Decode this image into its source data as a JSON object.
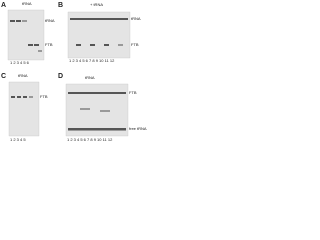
{
  "panels": [
    {
      "letter": "A",
      "header": "tRNA",
      "labels": [
        "tRNA",
        "FTB"
      ],
      "lanes": "1 2 3 4 5 6"
    },
    {
      "letter": "B",
      "header": "+ tRNA",
      "labels": [
        "tRNA",
        "FTB"
      ],
      "lanes": "1 2 3 4 5 6 7 8 9 10 11 12"
    },
    {
      "letter": "C",
      "header": "tRNA",
      "labels": [
        "FTB"
      ],
      "lanes": "1 2 3 4 5"
    },
    {
      "letter": "D",
      "header": "tRNA",
      "labels": [
        "FTB",
        "free tRNA"
      ],
      "lanes": "1 2 3 4 5 6 7 8 9 10 11 12"
    }
  ]
}
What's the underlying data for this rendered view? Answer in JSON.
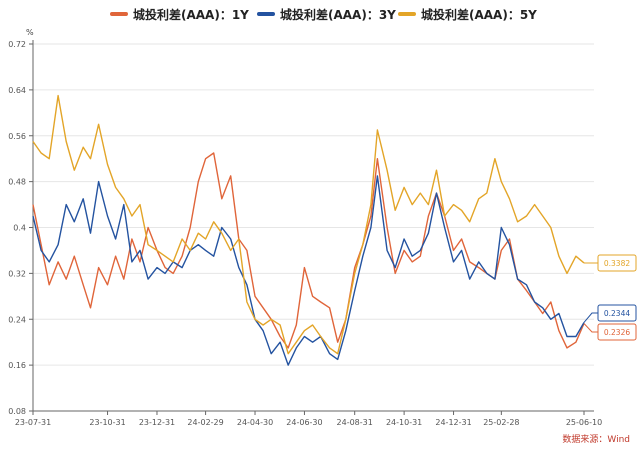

________________________

Task statement: Quote the material exactly. Pictures stay out.

The result:
Decode this image into its source data as a JSON object.
{
  "panels": [
    {
      "letter": "A",
      "header": "tRNA",
      "labels": [
        "tRNA",
        "FTB"
      ],
      "lanes": "1 2 3 4 5 6"
    },
    {
      "letter": "B",
      "header": "+ tRNA",
      "labels": [
        "tRNA",
        "FTB"
      ],
      "lanes": "1 2 3 4 5 6 7 8 9 10 11 12"
    },
    {
      "letter": "C",
      "header": "tRNA",
      "labels": [
        "FTB"
      ],
      "lanes": "1 2 3 4 5"
    },
    {
      "letter": "D",
      "header": "tRNA",
      "labels": [
        "FTB",
        "free tRNA"
      ],
      "lanes": "1 2 3 4 5 6 7 8 9 10 11 12"
    }
  ]
}
What's the underlying data for this rendered view? Answer in JSON.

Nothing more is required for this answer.